→ WHAT IS ASKED: What is the number of lines that include the word "barra"? Provide only that figure.

────────────────────

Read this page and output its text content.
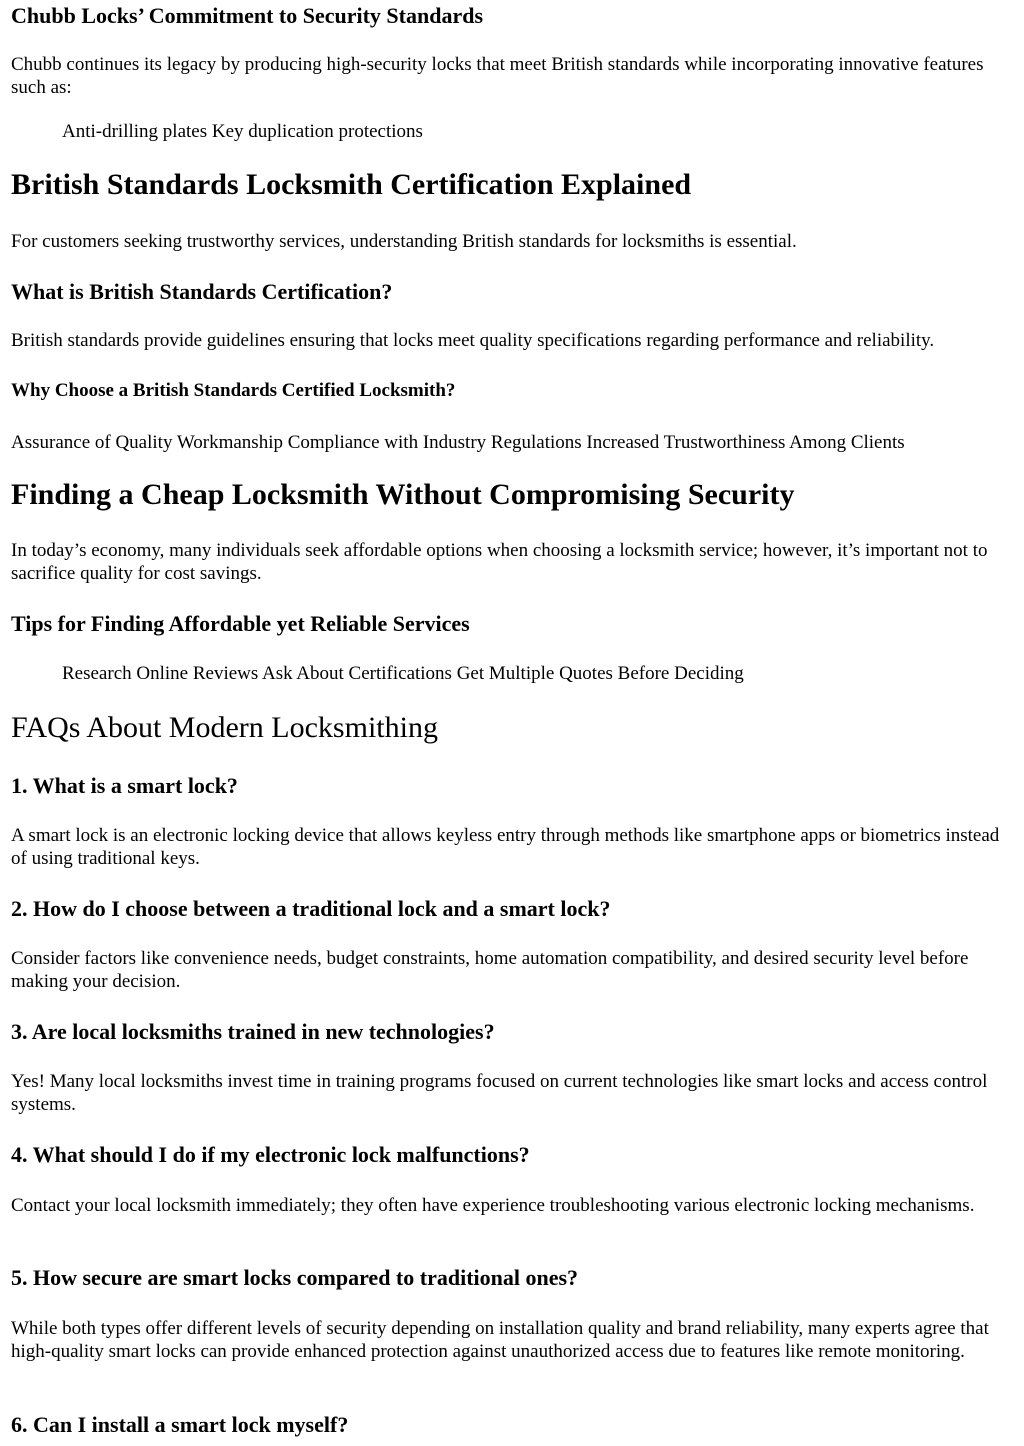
Chubb Locks’ Commitment to Security Standards

Chubb continues its legacy by producing high-security locks that meet British standards while incorporating innovative features such as:

Anti-drilling plates Key duplication protections
British Standards Locksmith Certification Explained

For customers seeking trustworthy services, understanding British standards for locksmiths is essential.

What is British Standards Certification?

British standards provide guidelines ensuring that locks meet quality specifications regarding performance and reliability.

Why Choose a British Standards Certified Locksmith?

Assurance of Quality Workmanship Compliance with Industry Regulations Increased Trustworthiness Among Clients

Finding a Cheap Locksmith Without Compromising Security

In today’s economy, many individuals seek affordable options when choosing a locksmith service; however, it’s important not to sacrifice quality for cost savings.

Tips for Finding Affordable yet Reliable Services
Research Online Reviews Ask About Certifications Get Multiple Quotes Before Deciding
FAQs About Modern Locksmithing
1. What is a smart lock?

A smart lock is an electronic locking device that allows keyless entry through methods like smartphone apps or biometrics instead of using traditional keys.

2. How do I choose between a traditional lock and a smart lock?

Consider factors like convenience needs, budget constraints, home automation compatibility, and desired security level before making your decision.

3. Are local locksmiths trained in new technologies?

Yes! Many local locksmiths invest time in training programs focused on current technologies like smart locks and access control systems.

4. What should I do if my electronic lock malfunctions?

Contact your local locksmith immediately; they often have experience troubleshooting various electronic locking mechanisms.

5. How secure are smart locks compared to traditional ones?

While both types offer different levels of security depending on installation quality and brand reliability, many experts agree that high-quality smart locks can provide enhanced protection against unauthorized access due to features like remote monitoring.

6. Can I install a smart lock myself?
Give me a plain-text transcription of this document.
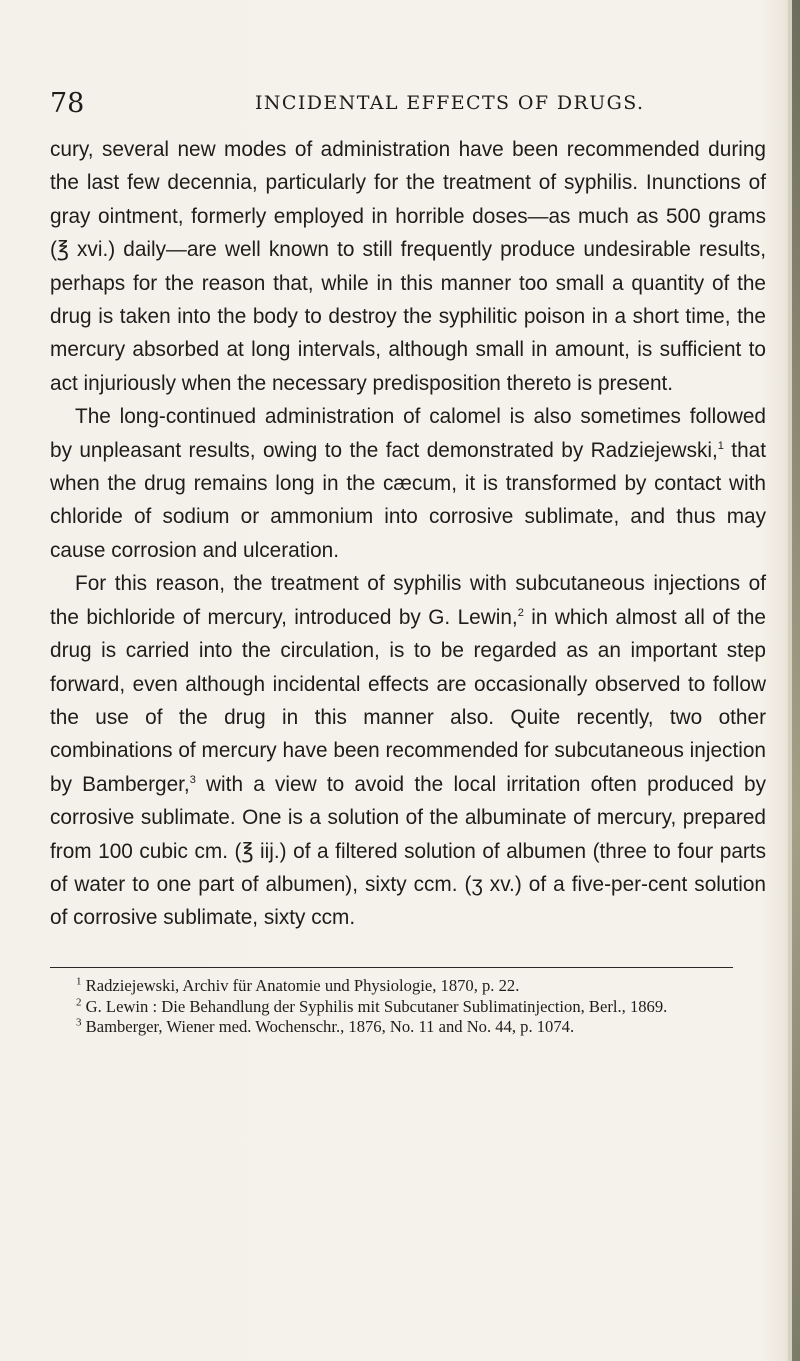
78	INCIDENTAL EFFECTS OF DRUGS.

cury, several new modes of administration have been recommended during the last few decennia, particularly for the treatment of syphilis. Inunctions of gray ointment, formerly employed in horrible doses—as much as 500 grams (℥ xvi.) daily—are well known to still frequently produce undesirable results, perhaps for the reason that, while in this manner too small a quantity of the drug is taken into the body to destroy the syphilitic poison in a short time, the mercury absorbed at long intervals, although small in amount, is sufficient to act injuriously when the necessary predisposition thereto is present.

The long-continued administration of calomel is also sometimes followed by unpleasant results, owing to the fact demonstrated by Radziejewski,$^1$ that when the drug remains long in the cæcum, it is transformed by contact with chloride of sodium or ammonium into corrosive sublimate, and thus may cause corrosion and ulceration.

For this reason, the treatment of syphilis with subcutaneous injections of the bichloride of mercury, introduced by G. Lewin,$^2$ in which almost all of the drug is carried into the circulation, is to be regarded as an important step forward, even although incidental effects are occasionally observed to follow the use of the drug in this manner also. Quite recently, two other combinations of mercury have been recommended for subcutaneous injection by Bamberger,$^3$ with a view to avoid the local irritation often produced by corrosive sublimate. One is a solution of the albuminate of mercury, prepared from 100 cubic cm. (℥ iij.) of a filtered solution of albumen (three to four parts of water to one part of albumen), sixty ccm. (ʒ xv.) of a five-per-cent solution of corrosive sublimate, sixty ccm.

$^1$ Radziejewski, Archiv für Anatomie und Physiologie, 1870, p. 22.

$^2$ G. Lewin : Die Behandlung der Syphilis mit Subcutaner Sublimatinjection, Berl., 1869.

$^3$ Bamberger, Wiener med. Wochenschr., 1876, No. 11 and No. 44, p. 1074.
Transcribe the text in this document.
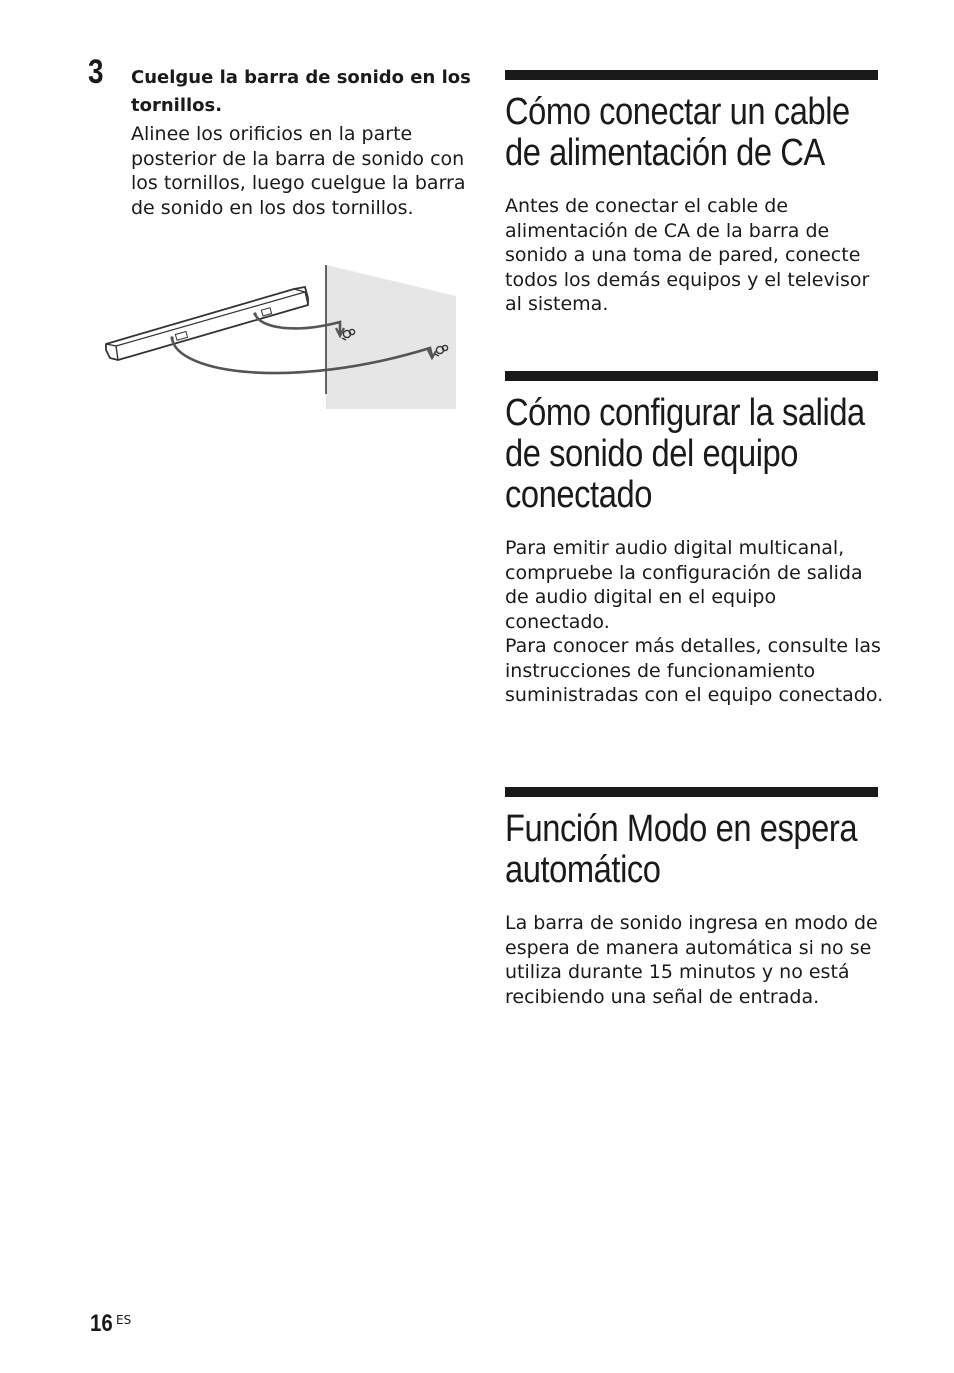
3 Cuelgue la barra de sonido en los tornillos.

Alinee los orificios en la parte posterior de la barra de sonido con los tornillos, luego cuelgue la barra de sonido en los dos tornillos.

Cómo conectar un cable de alimentación de CA

Antes de conectar el cable de alimentación de CA de la barra de sonido a una toma de pared, conecte todos los demás equipos y el televisor al sistema.

Cómo configurar la salida de sonido del equipo conectado

Para emitir audio digital multicanal, compruebe la configuración de salida de audio digital en el equipo conectado.

Para conocer más detalles, consulte las instrucciones de funcionamiento suministradas con el equipo conectado.

Función Modo en espera automático

La barra de sonido ingresa en modo de espera de manera automática si no se utiliza durante 15 minutos y no está recibiendo una señal de entrada.

16 ES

────────────────────

→ ANSWER TO THE TASK: 4